• [EXERCISE OBJECTIVE]:
Your answer must be a single number: how many lines in the records below contain the word "https".

++++++++++

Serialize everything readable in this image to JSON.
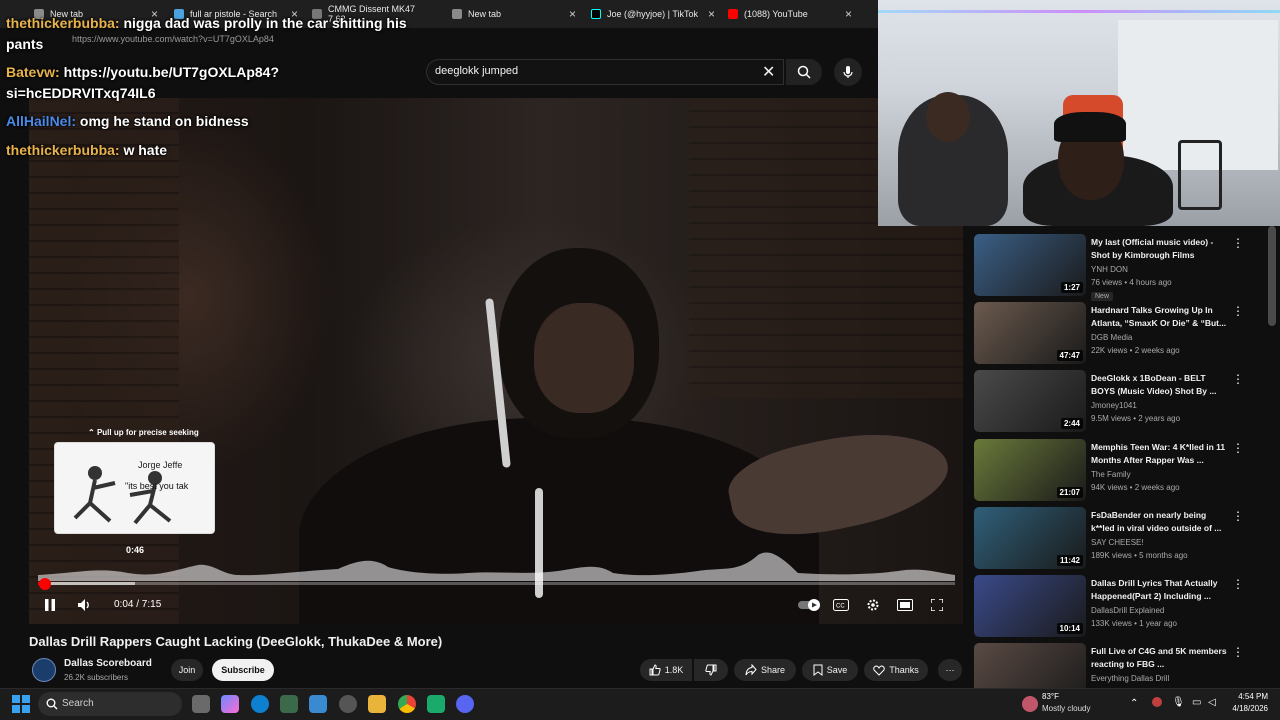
{
  "browser": {
    "tabs": [
      {
        "label": "New tab"
      },
      {
        "label": "full ar pistole - Search"
      },
      {
        "label": "CMMG Dissent MK47 7.62..."
      },
      {
        "label": "New tab"
      },
      {
        "label": "Joe (@hyyjoe) | TikTok"
      },
      {
        "label": "(1088) YouTube"
      }
    ],
    "url": "https://www.youtube.com/watch?v=UT7gOXLAp84"
  },
  "search": {
    "query": "deeglokk jumped"
  },
  "chat": [
    {
      "user": "thethickerbubba:",
      "text": "nigga dad was prolly in the car shitting his",
      "text2": "pants"
    },
    {
      "user": "Batevw:",
      "text": "https://youtu.be/UT7gOXLAp84?",
      "text2": "si=hcEDDRVITxq74IL6"
    },
    {
      "user": "AllHailNel:",
      "text": "omg he stand on bidness"
    },
    {
      "user": "thethickerbubba:",
      "text": "w hate"
    }
  ],
  "player": {
    "seek_hint": "Pull up for precise seeking",
    "preview_name": "Jorge Jeffe",
    "preview_caption": "\"its best you tak",
    "preview_time": "0:46",
    "time": "0:04 / 7:15",
    "progress_fraction": 0.009,
    "hover_fraction": 0.106
  },
  "video": {
    "title": "Dallas Drill Rappers Caught Lacking (DeeGlokk, ThukaDee & More)",
    "channel": "Dallas Scoreboard",
    "subscribers": "26.2K subscribers",
    "join_label": "Join",
    "subscribe_label": "Subscribe",
    "likes": "1.8K",
    "share_label": "Share",
    "save_label": "Save",
    "thanks_label": "Thanks"
  },
  "recommendations": [
    {
      "title": "My last (Official music video) - Shot by Kimbrough Films",
      "channel": "YNH DON",
      "meta": "76 views • 4 hours ago",
      "duration": "1:27",
      "badge": "New",
      "thumb": "#3a5f86"
    },
    {
      "title": "Hardnard Talks Growing Up In Atlanta, “SmaxK Or Die” & “But...",
      "channel": "DGB Media",
      "meta": "22K views • 2 weeks ago",
      "duration": "47:47",
      "thumb": "#6b5a4e"
    },
    {
      "title": "DeeGlokk x 1BoDean - BELT BOYS (Music Video) Shot By ...",
      "channel": "Jmoney1041",
      "meta": "9.5M views • 2 years ago",
      "duration": "2:44",
      "thumb": "#4a4a4a"
    },
    {
      "title": "Memphis Teen War: 4 K*lled in 11 Months After Rapper Was ...",
      "channel": "The Family",
      "meta": "94K views • 2 weeks ago",
      "duration": "21:07",
      "thumb": "#6a7a3a"
    },
    {
      "title": "FsDaBender on nearly being k**led in viral video outside of ...",
      "channel": "SAY CHEESE!",
      "meta": "189K views • 5 months ago",
      "duration": "11:42",
      "thumb": "#2f5f7a"
    },
    {
      "title": "Dallas Drill Lyrics That Actually Happened(Part 2) Including ...",
      "channel": "DallasDrill Explained",
      "meta": "133K views • 1 year ago",
      "duration": "10:14",
      "thumb": "#3a4a8a"
    },
    {
      "title": "Full Live of C4G and 5K members reacting to FBG ...",
      "channel": "Everything Dallas Drill",
      "meta": "",
      "duration": "",
      "thumb": "#5a4a44"
    }
  ],
  "taskbar": {
    "search_label": "Search",
    "weather_temp": "83°F",
    "weather_desc": "Mostly cloudy",
    "time": "4:54 PM",
    "date": "4/18/2026"
  },
  "colors": {
    "accent": "#ff0000",
    "bg": "#0f0f0f"
  }
}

++++++++++

• [FINISHED EXERCISE]:
2